Return, word for word, every line that follows.

◆ ◆ ◆ ◆ ◆

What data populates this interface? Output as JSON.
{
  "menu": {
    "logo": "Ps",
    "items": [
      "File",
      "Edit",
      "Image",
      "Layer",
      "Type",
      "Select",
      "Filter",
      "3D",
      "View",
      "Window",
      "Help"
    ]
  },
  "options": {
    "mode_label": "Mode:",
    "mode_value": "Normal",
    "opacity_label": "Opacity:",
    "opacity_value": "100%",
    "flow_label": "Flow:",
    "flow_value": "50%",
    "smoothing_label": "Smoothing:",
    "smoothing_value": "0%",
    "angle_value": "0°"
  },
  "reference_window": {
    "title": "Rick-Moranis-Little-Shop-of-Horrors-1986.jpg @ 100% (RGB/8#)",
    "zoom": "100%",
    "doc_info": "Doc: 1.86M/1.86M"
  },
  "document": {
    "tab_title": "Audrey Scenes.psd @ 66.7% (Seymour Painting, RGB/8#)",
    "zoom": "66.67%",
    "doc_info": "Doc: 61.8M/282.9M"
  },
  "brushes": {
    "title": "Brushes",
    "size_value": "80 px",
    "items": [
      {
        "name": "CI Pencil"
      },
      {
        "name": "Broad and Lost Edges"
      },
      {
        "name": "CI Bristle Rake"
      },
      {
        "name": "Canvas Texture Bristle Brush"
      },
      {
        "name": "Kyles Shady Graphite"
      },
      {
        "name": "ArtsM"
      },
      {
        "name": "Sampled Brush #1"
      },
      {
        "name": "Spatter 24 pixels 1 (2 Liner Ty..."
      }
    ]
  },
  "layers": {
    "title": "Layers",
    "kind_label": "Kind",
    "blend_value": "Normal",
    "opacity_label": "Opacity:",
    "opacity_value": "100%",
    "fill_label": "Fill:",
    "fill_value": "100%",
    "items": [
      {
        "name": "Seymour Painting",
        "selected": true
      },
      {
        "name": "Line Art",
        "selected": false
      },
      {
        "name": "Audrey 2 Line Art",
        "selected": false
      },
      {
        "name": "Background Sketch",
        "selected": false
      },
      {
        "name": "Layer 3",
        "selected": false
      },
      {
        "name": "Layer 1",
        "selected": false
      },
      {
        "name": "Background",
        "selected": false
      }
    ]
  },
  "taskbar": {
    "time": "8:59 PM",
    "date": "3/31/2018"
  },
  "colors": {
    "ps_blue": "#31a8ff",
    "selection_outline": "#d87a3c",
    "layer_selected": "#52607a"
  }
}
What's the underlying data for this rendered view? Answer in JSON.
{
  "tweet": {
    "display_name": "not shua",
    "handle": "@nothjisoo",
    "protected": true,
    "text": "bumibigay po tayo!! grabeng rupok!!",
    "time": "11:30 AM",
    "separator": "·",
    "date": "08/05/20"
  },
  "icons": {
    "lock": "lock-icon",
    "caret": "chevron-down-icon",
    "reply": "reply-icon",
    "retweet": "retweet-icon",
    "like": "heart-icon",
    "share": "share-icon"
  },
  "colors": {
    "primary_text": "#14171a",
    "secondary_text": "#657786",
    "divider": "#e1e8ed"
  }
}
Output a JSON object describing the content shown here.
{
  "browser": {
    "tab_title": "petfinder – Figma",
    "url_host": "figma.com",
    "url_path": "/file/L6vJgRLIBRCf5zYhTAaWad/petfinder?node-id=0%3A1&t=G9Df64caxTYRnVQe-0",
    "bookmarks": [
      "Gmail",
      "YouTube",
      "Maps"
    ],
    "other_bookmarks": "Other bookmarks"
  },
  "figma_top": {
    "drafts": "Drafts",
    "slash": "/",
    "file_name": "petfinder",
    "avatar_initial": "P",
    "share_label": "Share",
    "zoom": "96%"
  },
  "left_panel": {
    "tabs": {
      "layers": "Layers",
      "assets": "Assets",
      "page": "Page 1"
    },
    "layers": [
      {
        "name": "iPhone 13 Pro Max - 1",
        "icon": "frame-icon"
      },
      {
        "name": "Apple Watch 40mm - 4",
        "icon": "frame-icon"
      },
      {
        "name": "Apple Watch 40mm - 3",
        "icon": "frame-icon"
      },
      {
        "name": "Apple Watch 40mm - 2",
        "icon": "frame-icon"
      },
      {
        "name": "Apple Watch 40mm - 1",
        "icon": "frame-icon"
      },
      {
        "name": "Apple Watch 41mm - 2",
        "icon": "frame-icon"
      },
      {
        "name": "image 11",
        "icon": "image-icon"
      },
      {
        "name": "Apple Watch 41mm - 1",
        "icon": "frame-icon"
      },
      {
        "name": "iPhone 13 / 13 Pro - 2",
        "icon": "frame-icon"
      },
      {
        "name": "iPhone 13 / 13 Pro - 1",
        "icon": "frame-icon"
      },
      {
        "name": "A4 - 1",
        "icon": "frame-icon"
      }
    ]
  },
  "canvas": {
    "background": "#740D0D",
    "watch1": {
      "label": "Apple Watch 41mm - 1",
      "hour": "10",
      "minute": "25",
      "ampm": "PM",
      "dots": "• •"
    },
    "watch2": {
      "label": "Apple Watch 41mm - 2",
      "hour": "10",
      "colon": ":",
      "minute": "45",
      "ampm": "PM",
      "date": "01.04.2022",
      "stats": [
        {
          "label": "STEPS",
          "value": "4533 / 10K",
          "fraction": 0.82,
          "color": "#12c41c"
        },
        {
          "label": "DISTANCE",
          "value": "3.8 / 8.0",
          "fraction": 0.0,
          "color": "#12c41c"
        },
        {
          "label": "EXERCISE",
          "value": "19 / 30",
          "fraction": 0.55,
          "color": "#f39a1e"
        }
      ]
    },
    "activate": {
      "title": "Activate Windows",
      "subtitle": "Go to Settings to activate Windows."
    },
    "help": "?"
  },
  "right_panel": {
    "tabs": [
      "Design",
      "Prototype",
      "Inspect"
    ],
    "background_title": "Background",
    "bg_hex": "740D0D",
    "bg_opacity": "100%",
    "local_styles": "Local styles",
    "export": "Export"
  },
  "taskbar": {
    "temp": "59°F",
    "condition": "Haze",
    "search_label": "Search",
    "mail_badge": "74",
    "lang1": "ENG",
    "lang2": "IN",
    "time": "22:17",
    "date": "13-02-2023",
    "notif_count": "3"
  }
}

◆ ◆ ◆ ◆ ◆

**SOLUTION**
What data populates this interface? Output as JSON.
{
  "menu": {
    "logo": "Ps",
    "items": [
      "File",
      "Edit",
      "Image",
      "Layer",
      "Type",
      "Select",
      "Filter",
      "3D",
      "View",
      "Window",
      "Help"
    ]
  },
  "options": {
    "mode_label": "Mode:",
    "mode_value": "Normal",
    "opacity_label": "Opacity:",
    "opacity_value": "100%",
    "flow_label": "Flow:",
    "flow_value": "50%",
    "smoothing_label": "Smoothing:",
    "smoothing_value": "0%",
    "angle_value": "0°"
  },
  "reference_window": {
    "title": "Rick-Moranis-Little-Shop-of-Horrors-1986.jpg @ 100% (RGB/8#)",
    "zoom": "100%",
    "doc_info": "Doc: 1.86M/1.86M"
  },
  "document": {
    "tab_title": "Audrey Scenes.psd @ 66.7% (Seymour Painting, RGB/8#)",
    "zoom": "66.67%",
    "doc_info": "Doc: 61.8M/282.9M"
  },
  "brushes": {
    "title": "Brushes",
    "size_value": "80 px",
    "items": [
      {
        "name": "CI Pencil"
      },
      {
        "name": "Broad and Lost Edges"
      },
      {
        "name": "CI Bristle Rake"
      },
      {
        "name": "Canvas Texture Bristle Brush"
      },
      {
        "name": "Kyles Shady Graphite"
      },
      {
        "name": "ArtsM"
      },
      {
        "name": "Sampled Brush #1"
      },
      {
        "name": "Spatter 24 pixels 1 (2 Liner Ty..."
      }
    ]
  },
  "layers": {
    "title": "Layers",
    "kind_label": "Kind",
    "blend_value": "Normal",
    "opacity_label": "Opacity:",
    "opacity_value": "100%",
    "fill_label": "Fill:",
    "fill_value": "100%",
    "items": [
      {
        "name": "Seymour Painting",
        "selected": true
      },
      {
        "name": "Line Art",
        "selected": false
      },
      {
        "name": "Audrey 2 Line Art",
        "selected": false
      },
      {
        "name": "Background Sketch",
        "selected": false
      },
      {
        "name": "Layer 3",
        "selected": false
      },
      {
        "name": "Layer 1",
        "selected": false
      },
      {
        "name": "Background",
        "selected": false
      }
    ]
  },
  "taskbar": {
    "time": "8:59 PM",
    "date": "3/31/2018"
  },
  "colors": {
    "ps_blue": "#31a8ff",
    "selection_outline": "#d87a3c",
    "layer_selected": "#52607a"
  }
}
What's the underlying data for this rendered view? Answer in JSON.
{
  "tweet": {
    "display_name": "not shua",
    "handle": "@nothjisoo",
    "protected": true,
    "text": "bumibigay po tayo!! grabeng rupok!!",
    "time": "11:30 AM",
    "separator": "·",
    "date": "08/05/20"
  },
  "icons": {
    "lock": "lock-icon",
    "caret": "chevron-down-icon",
    "reply": "reply-icon",
    "retweet": "retweet-icon",
    "like": "heart-icon",
    "share": "share-icon"
  },
  "colors": {
    "primary_text": "#14171a",
    "secondary_text": "#657786",
    "divider": "#e1e8ed"
  }
}
Output a JSON object describing the content shown here.
{
  "browser": {
    "tab_title": "petfinder – Figma",
    "url_host": "figma.com",
    "url_path": "/file/L6vJgRLIBRCf5zYhTAaWad/petfinder?node-id=0%3A1&t=G9Df64caxTYRnVQe-0",
    "bookmarks": [
      "Gmail",
      "YouTube",
      "Maps"
    ],
    "other_bookmarks": "Other bookmarks"
  },
  "figma_top": {
    "drafts": "Drafts",
    "slash": "/",
    "file_name": "petfinder",
    "avatar_initial": "P",
    "share_label": "Share",
    "zoom": "96%"
  },
  "left_panel": {
    "tabs": {
      "layers": "Layers",
      "assets": "Assets",
      "page": "Page 1"
    },
    "layers": [
      {
        "name": "iPhone 13 Pro Max - 1",
        "icon": "frame-icon"
      },
      {
        "name": "Apple Watch 40mm - 4",
        "icon": "frame-icon"
      },
      {
        "name": "Apple Watch 40mm - 3",
        "icon": "frame-icon"
      },
      {
        "name": "Apple Watch 40mm - 2",
        "icon": "frame-icon"
      },
      {
        "name": "Apple Watch 40mm - 1",
        "icon": "frame-icon"
      },
      {
        "name": "Apple Watch 41mm - 2",
        "icon": "frame-icon"
      },
      {
        "name": "image 11",
        "icon": "image-icon"
      },
      {
        "name": "Apple Watch 41mm - 1",
        "icon": "frame-icon"
      },
      {
        "name": "iPhone 13 / 13 Pro - 2",
        "icon": "frame-icon"
      },
      {
        "name": "iPhone 13 / 13 Pro - 1",
        "icon": "frame-icon"
      },
      {
        "name": "A4 - 1",
        "icon": "frame-icon"
      }
    ]
  },
  "canvas": {
    "background": "#740D0D",
    "watch1": {
      "label": "Apple Watch 41mm - 1",
      "hour": "10",
      "minute": "25",
      "ampm": "PM",
      "dots": "• •"
    },
    "watch2": {
      "label": "Apple Watch 41mm - 2",
      "hour": "10",
      "colon": ":",
      "minute": "45",
      "ampm": "PM",
      "date": "01.04.2022",
      "stats": [
        {
          "label": "STEPS",
          "value": "4533 / 10K",
          "fraction": 0.82,
          "color": "#12c41c"
        },
        {
          "label": "DISTANCE",
          "value": "3.8 / 8.0",
          "fraction": 0.0,
          "color": "#12c41c"
        },
        {
          "label": "EXERCISE",
          "value": "19 / 30",
          "fraction": 0.55,
          "color": "#f39a1e"
        }
      ]
    },
    "activate": {
      "title": "Activate Windows",
      "subtitle": "Go to Settings to activate Windows."
    },
    "help": "?"
  },
  "right_panel": {
    "tabs": [
      "Design",
      "Prototype",
      "Inspect"
    ],
    "background_title": "Background",
    "bg_hex": "740D0D",
    "bg_opacity": "100%",
    "local_styles": "Local styles",
    "export": "Export"
  },
  "taskbar": {
    "temp": "59°F",
    "condition": "Haze",
    "search_label": "Search",
    "mail_badge": "74",
    "lang1": "ENG",
    "lang2": "IN",
    "time": "22:17",
    "date": "13-02-2023",
    "notif_count": "3"
  }
}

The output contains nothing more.